Copy all lines below exactly as written. Leave pictures out.

[Extracted records]
————————

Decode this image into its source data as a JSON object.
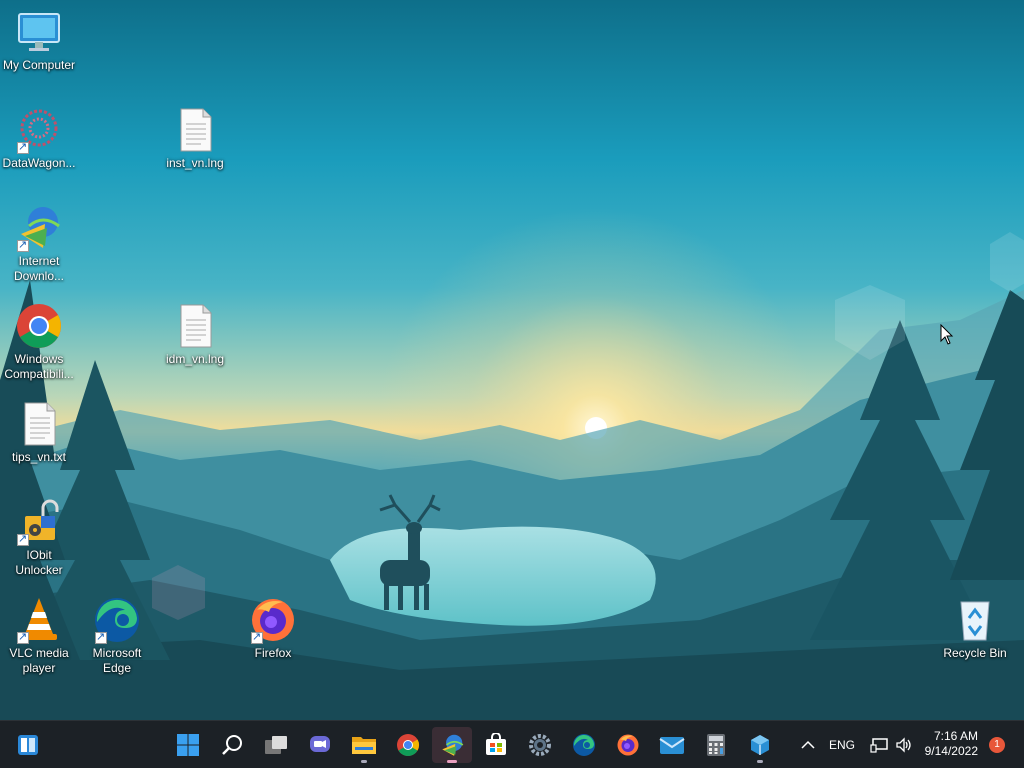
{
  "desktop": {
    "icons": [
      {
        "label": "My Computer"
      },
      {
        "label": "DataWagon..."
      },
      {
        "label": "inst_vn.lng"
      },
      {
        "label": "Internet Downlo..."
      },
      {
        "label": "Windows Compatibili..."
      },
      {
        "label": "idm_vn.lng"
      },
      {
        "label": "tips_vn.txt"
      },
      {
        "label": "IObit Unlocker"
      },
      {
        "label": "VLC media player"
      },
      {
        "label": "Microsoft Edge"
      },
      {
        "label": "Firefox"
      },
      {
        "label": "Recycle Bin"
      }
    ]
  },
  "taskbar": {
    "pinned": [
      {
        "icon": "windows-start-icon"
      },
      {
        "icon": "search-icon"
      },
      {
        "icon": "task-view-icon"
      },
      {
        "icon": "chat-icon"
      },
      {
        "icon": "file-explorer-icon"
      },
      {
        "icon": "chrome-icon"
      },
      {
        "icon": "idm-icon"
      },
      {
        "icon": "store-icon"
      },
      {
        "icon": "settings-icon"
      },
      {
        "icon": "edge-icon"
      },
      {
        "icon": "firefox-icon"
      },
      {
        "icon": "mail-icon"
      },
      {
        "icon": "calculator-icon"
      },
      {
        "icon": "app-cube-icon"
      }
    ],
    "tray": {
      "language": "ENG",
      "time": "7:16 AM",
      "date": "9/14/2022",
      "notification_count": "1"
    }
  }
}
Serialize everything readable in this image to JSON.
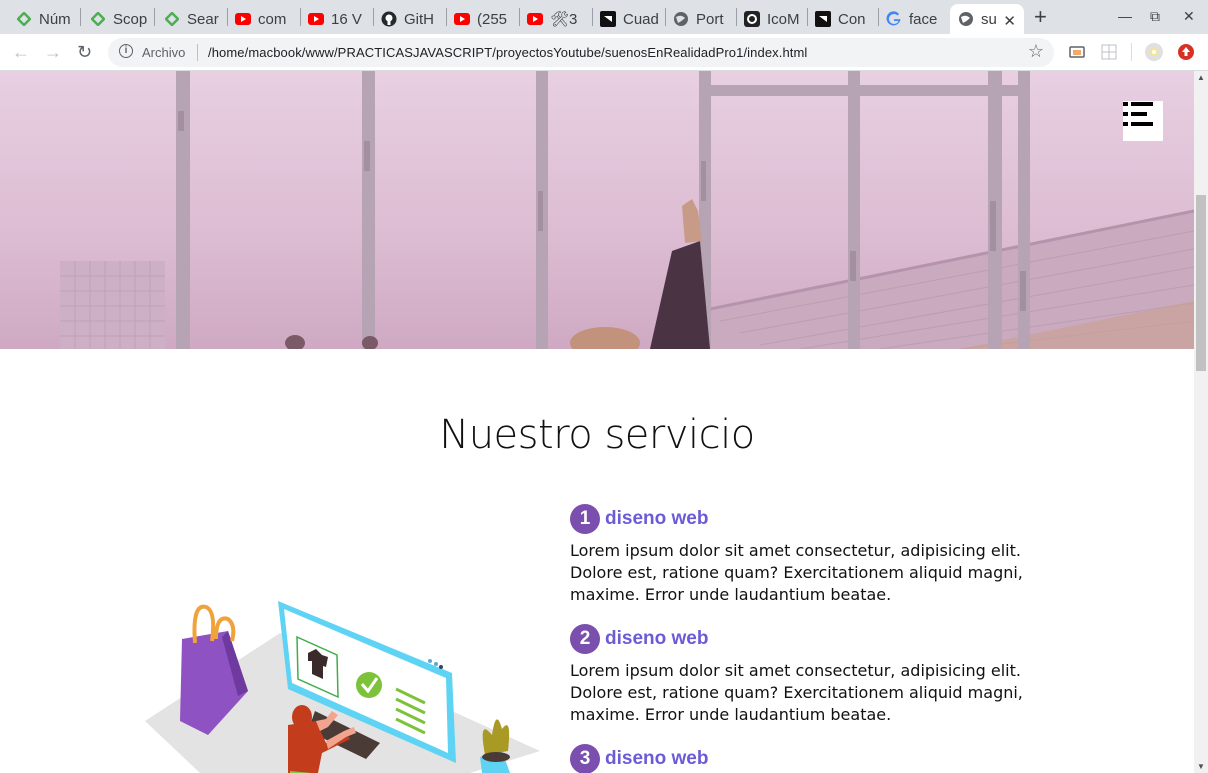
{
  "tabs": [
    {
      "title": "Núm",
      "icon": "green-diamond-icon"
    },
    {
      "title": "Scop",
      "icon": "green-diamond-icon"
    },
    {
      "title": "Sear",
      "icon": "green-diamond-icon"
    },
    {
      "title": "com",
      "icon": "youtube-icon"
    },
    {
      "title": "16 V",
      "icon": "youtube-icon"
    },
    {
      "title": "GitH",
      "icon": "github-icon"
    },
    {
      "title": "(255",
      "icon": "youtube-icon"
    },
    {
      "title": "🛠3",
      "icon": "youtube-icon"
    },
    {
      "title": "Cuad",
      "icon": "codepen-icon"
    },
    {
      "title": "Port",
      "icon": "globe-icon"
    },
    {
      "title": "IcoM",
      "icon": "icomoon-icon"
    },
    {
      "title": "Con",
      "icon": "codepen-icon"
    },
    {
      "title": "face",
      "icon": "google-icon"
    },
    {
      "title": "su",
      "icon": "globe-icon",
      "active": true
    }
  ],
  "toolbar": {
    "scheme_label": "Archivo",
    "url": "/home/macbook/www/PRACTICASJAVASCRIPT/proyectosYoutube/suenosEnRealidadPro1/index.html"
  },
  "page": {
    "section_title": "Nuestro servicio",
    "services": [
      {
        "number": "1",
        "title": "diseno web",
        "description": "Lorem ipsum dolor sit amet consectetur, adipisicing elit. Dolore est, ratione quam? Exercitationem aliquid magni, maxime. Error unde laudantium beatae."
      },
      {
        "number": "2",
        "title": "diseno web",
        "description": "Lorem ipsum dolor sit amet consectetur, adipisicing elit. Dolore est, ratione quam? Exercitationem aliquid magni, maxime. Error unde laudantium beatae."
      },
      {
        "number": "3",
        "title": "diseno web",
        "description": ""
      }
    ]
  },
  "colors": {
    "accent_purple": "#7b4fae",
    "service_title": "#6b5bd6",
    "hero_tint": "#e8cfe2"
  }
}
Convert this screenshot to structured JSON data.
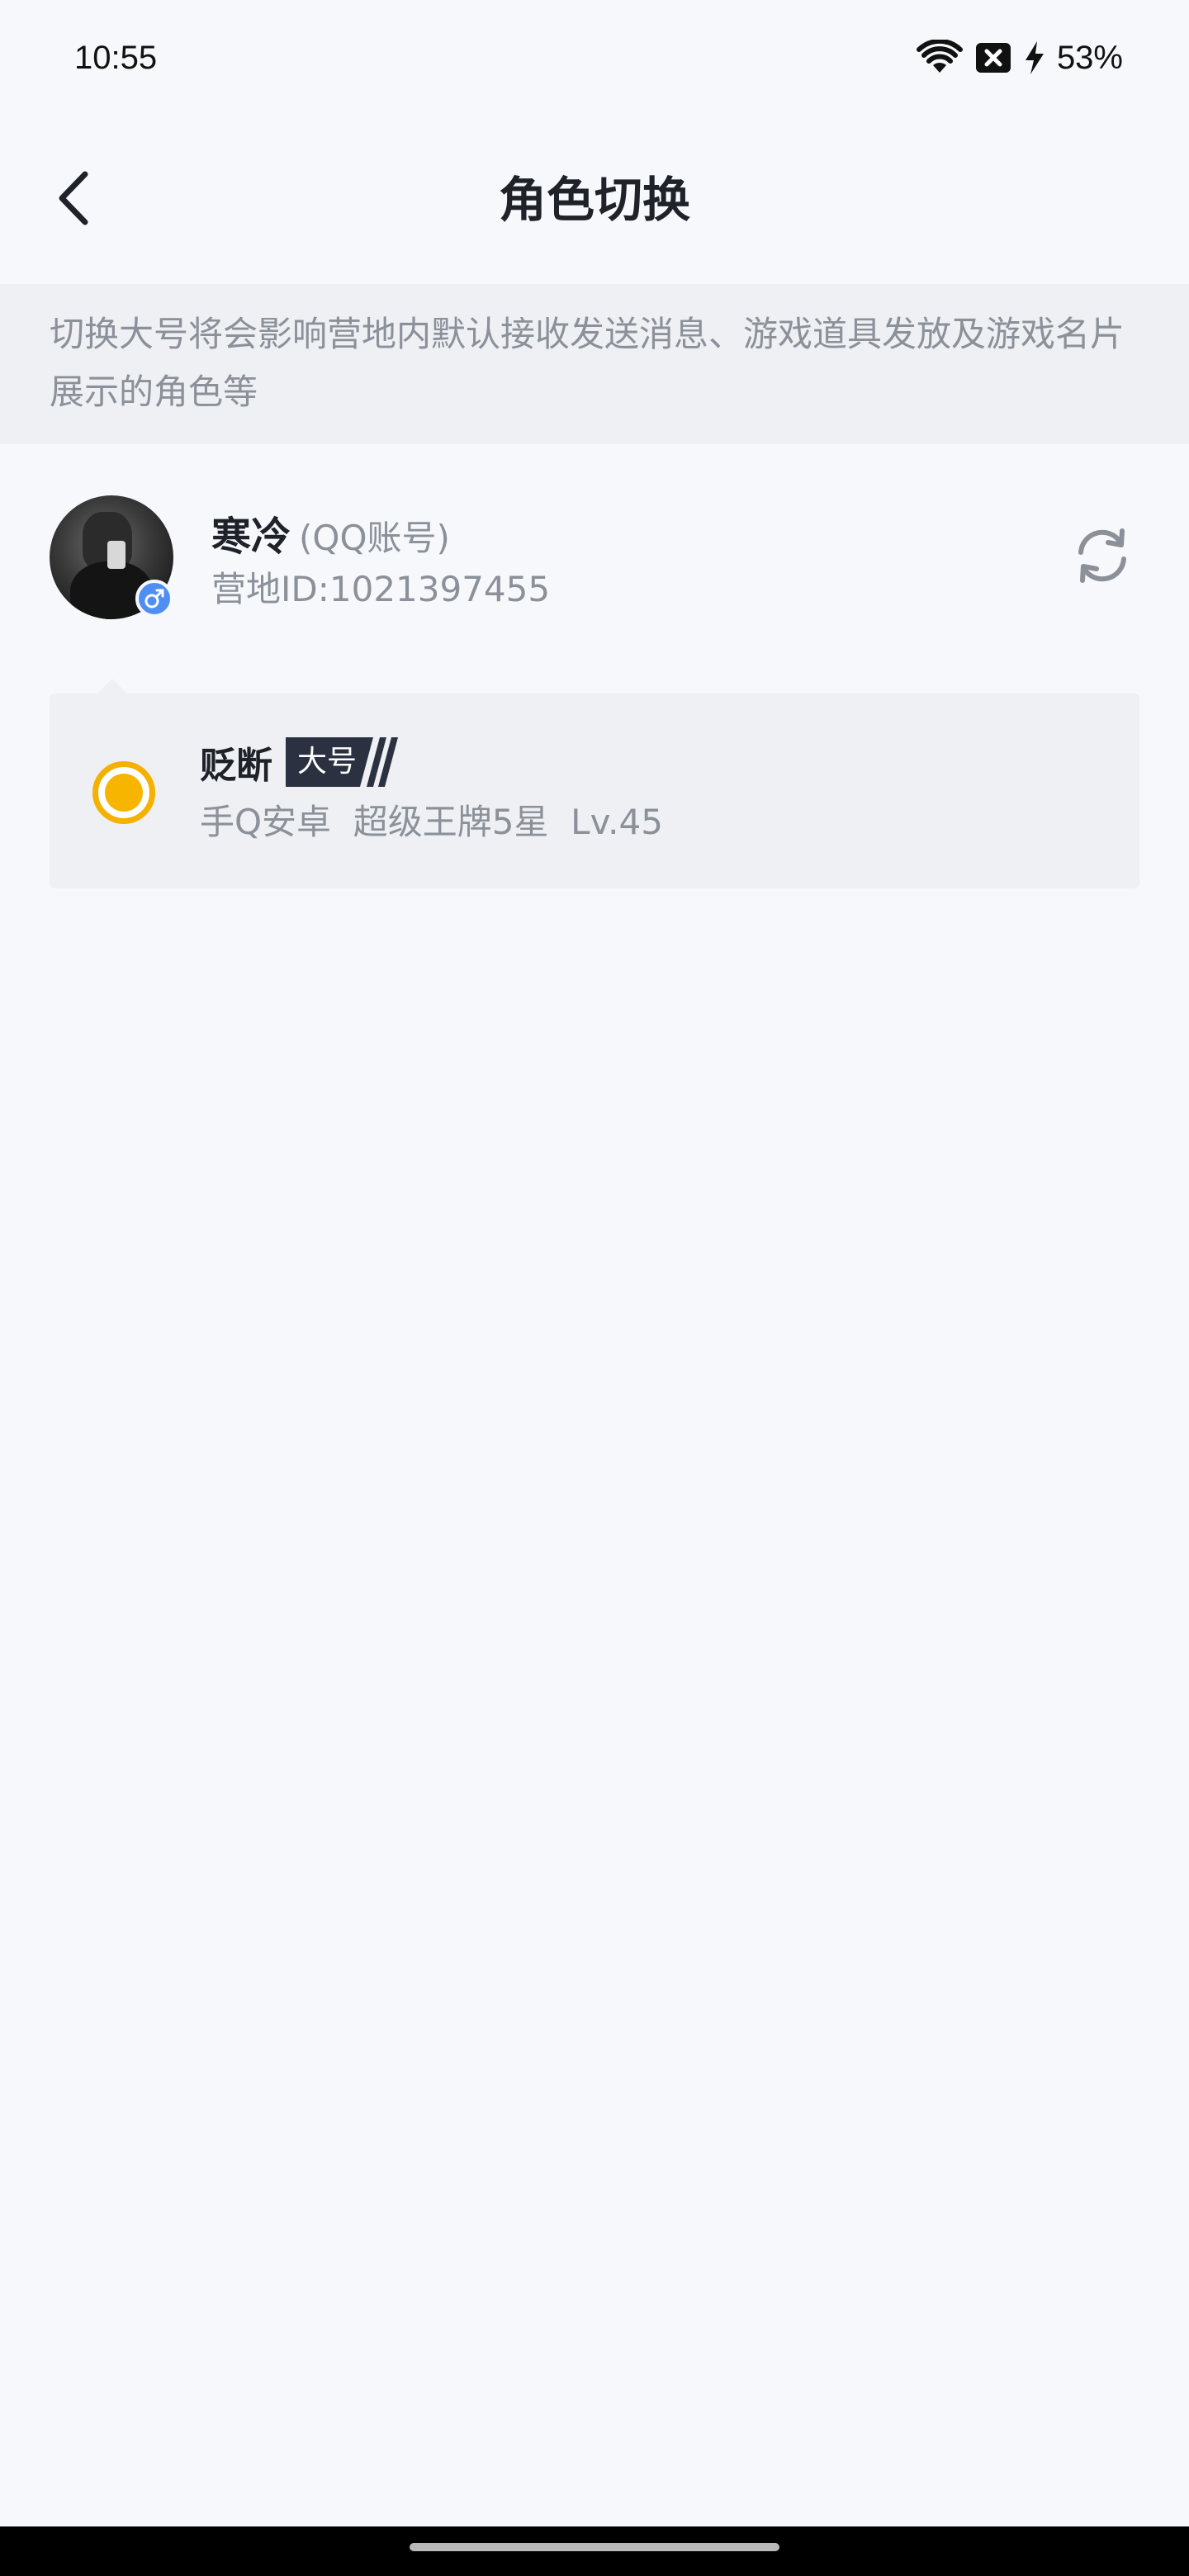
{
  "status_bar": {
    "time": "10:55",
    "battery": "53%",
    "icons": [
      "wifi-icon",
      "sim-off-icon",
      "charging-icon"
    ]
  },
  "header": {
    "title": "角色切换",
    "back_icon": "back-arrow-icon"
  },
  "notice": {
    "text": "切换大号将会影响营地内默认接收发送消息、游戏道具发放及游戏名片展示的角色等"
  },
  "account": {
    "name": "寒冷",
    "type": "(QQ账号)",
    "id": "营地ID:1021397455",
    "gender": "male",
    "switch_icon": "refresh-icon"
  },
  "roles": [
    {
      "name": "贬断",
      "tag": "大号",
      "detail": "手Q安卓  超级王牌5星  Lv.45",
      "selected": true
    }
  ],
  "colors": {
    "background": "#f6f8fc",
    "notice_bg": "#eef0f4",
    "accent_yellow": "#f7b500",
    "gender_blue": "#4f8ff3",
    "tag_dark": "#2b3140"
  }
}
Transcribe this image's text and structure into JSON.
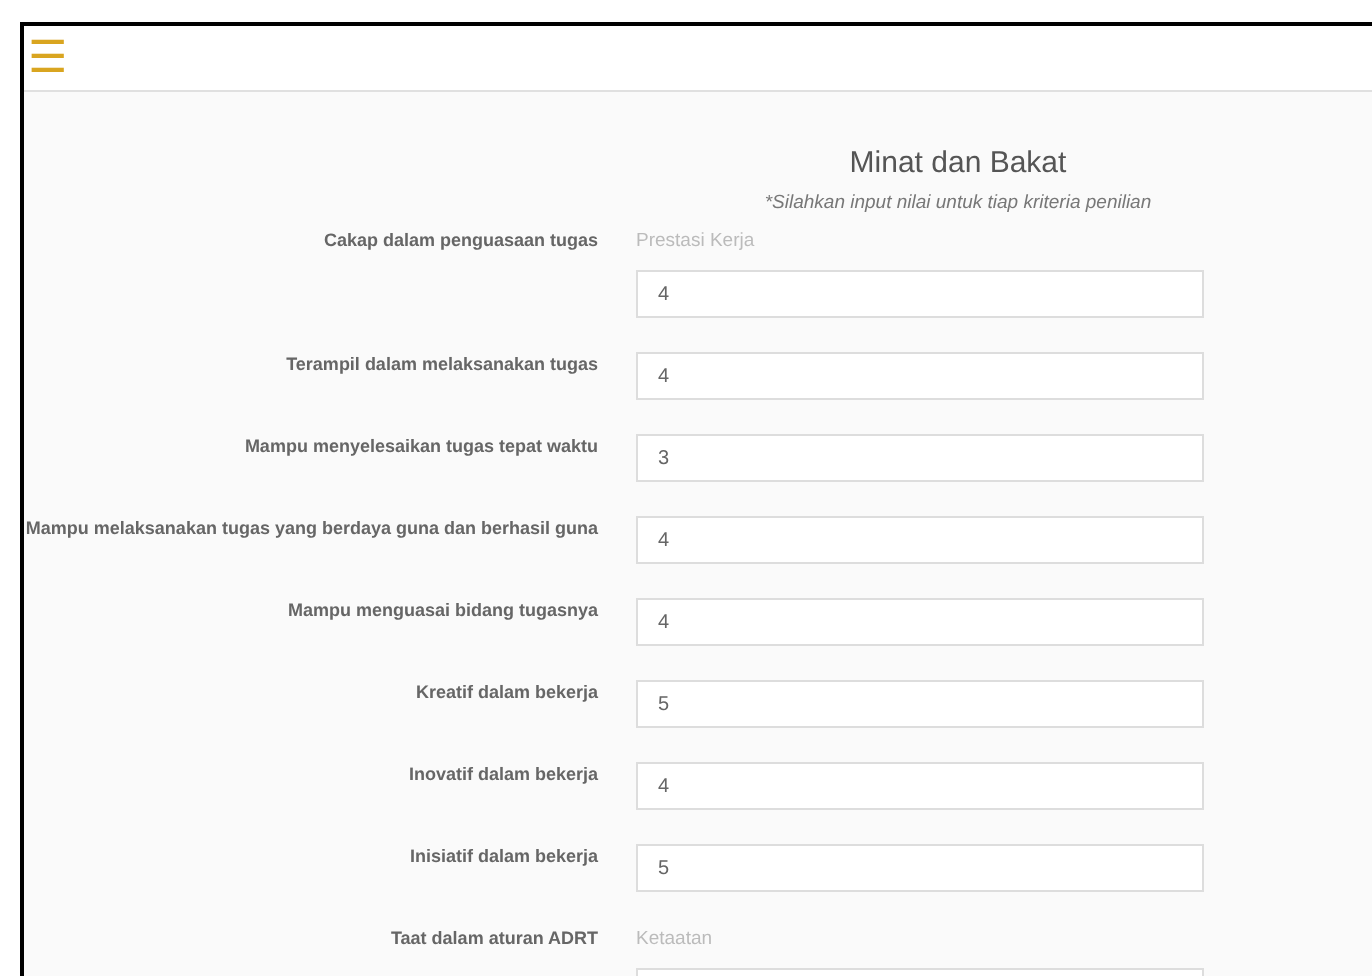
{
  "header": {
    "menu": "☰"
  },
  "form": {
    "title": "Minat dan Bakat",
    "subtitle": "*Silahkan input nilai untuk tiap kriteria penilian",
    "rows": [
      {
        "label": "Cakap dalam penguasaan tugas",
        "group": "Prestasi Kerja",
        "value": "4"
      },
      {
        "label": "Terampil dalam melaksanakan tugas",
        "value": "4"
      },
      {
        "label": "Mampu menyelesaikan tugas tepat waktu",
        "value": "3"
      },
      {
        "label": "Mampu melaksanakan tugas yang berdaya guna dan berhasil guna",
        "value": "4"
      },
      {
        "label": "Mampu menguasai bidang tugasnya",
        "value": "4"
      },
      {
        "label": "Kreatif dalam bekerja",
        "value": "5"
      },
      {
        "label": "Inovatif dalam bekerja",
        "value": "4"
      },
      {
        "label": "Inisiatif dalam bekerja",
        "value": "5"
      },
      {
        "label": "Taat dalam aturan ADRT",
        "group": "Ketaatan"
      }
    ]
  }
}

————————

### [FINAL ANSWER]
Decode this image into its source data as a JSON object.
{
  "desktop": {
    "icons": [
      {
        "label": "My Computer"
      },
      {
        "label": "DataWagon..."
      },
      {
        "label": "inst_vn.lng"
      },
      {
        "label": "Internet Downlo..."
      },
      {
        "label": "Windows Compatibili..."
      },
      {
        "label": "idm_vn.lng"
      },
      {
        "label": "tips_vn.txt"
      },
      {
        "label": "IObit Unlocker"
      },
      {
        "label": "VLC media player"
      },
      {
        "label": "Microsoft Edge"
      },
      {
        "label": "Firefox"
      },
      {
        "label": "Recycle Bin"
      }
    ]
  },
  "taskbar": {
    "pinned": [
      {
        "icon": "windows-start-icon"
      },
      {
        "icon": "search-icon"
      },
      {
        "icon": "task-view-icon"
      },
      {
        "icon": "chat-icon"
      },
      {
        "icon": "file-explorer-icon"
      },
      {
        "icon": "chrome-icon"
      },
      {
        "icon": "idm-icon"
      },
      {
        "icon": "store-icon"
      },
      {
        "icon": "settings-icon"
      },
      {
        "icon": "edge-icon"
      },
      {
        "icon": "firefox-icon"
      },
      {
        "icon": "mail-icon"
      },
      {
        "icon": "calculator-icon"
      },
      {
        "icon": "app-cube-icon"
      }
    ],
    "tray": {
      "language": "ENG",
      "time": "7:16 AM",
      "date": "9/14/2022",
      "notification_count": "1"
    }
  }
}
Serialize everything readable in this image to JSON.
{
  "tabs": [
    {
      "title": "Núm",
      "icon": "green-diamond-icon"
    },
    {
      "title": "Scop",
      "icon": "green-diamond-icon"
    },
    {
      "title": "Sear",
      "icon": "green-diamond-icon"
    },
    {
      "title": "com",
      "icon": "youtube-icon"
    },
    {
      "title": "16 V",
      "icon": "youtube-icon"
    },
    {
      "title": "GitH",
      "icon": "github-icon"
    },
    {
      "title": "(255",
      "icon": "youtube-icon"
    },
    {
      "title": "🛠3",
      "icon": "youtube-icon"
    },
    {
      "title": "Cuad",
      "icon": "codepen-icon"
    },
    {
      "title": "Port",
      "icon": "globe-icon"
    },
    {
      "title": "IcoM",
      "icon": "icomoon-icon"
    },
    {
      "title": "Con",
      "icon": "codepen-icon"
    },
    {
      "title": "face",
      "icon": "google-icon"
    },
    {
      "title": "su",
      "icon": "globe-icon",
      "active": true
    }
  ],
  "toolbar": {
    "scheme_label": "Archivo",
    "url": "/home/macbook/www/PRACTICASJAVASCRIPT/proyectosYoutube/suenosEnRealidadPro1/index.html"
  },
  "page": {
    "section_title": "Nuestro servicio",
    "services": [
      {
        "number": "1",
        "title": "diseno web",
        "description": "Lorem ipsum dolor sit amet consectetur, adipisicing elit. Dolore est, ratione quam? Exercitationem aliquid magni, maxime. Error unde laudantium beatae."
      },
      {
        "number": "2",
        "title": "diseno web",
        "description": "Lorem ipsum dolor sit amet consectetur, adipisicing elit. Dolore est, ratione quam? Exercitationem aliquid magni, maxime. Error unde laudantium beatae."
      },
      {
        "number": "3",
        "title": "diseno web",
        "description": ""
      }
    ]
  },
  "colors": {
    "accent_purple": "#7b4fae",
    "service_title": "#6b5bd6",
    "hero_tint": "#e8cfe2"
  }
}
Convert this screenshot to structured JSON data.
{
  "status_bar": {
    "time": "10:55",
    "battery": "53%",
    "icons": [
      "wifi-icon",
      "sim-off-icon",
      "charging-icon"
    ]
  },
  "header": {
    "title": "角色切换",
    "back_icon": "back-arrow-icon"
  },
  "notice": {
    "text": "切换大号将会影响营地内默认接收发送消息、游戏道具发放及游戏名片展示的角色等"
  },
  "account": {
    "name": "寒冷",
    "type": "(QQ账号)",
    "id": "营地ID:1021397455",
    "gender": "male",
    "switch_icon": "refresh-icon"
  },
  "roles": [
    {
      "name": "贬断",
      "tag": "大号",
      "detail": "手Q安卓  超级王牌5星  Lv.45",
      "selected": true
    }
  ],
  "colors": {
    "background": "#f6f8fc",
    "notice_bg": "#eef0f4",
    "accent_yellow": "#f7b500",
    "gender_blue": "#4f8ff3",
    "tag_dark": "#2b3140"
  }
}
Transcribe this image's text and structure into JSON.
{
  "header": {
    "menu": "☰"
  },
  "form": {
    "title": "Minat dan Bakat",
    "subtitle": "*Silahkan input nilai untuk tiap kriteria penilian",
    "rows": [
      {
        "label": "Cakap dalam penguasaan tugas",
        "group": "Prestasi Kerja",
        "value": "4"
      },
      {
        "label": "Terampil dalam melaksanakan tugas",
        "value": "4"
      },
      {
        "label": "Mampu menyelesaikan tugas tepat waktu",
        "value": "3"
      },
      {
        "label": "Mampu melaksanakan tugas yang berdaya guna dan berhasil guna",
        "value": "4"
      },
      {
        "label": "Mampu menguasai bidang tugasnya",
        "value": "4"
      },
      {
        "label": "Kreatif dalam bekerja",
        "value": "5"
      },
      {
        "label": "Inovatif dalam bekerja",
        "value": "4"
      },
      {
        "label": "Inisiatif dalam bekerja",
        "value": "5"
      },
      {
        "label": "Taat dalam aturan ADRT",
        "group": "Ketaatan"
      }
    ]
  }
}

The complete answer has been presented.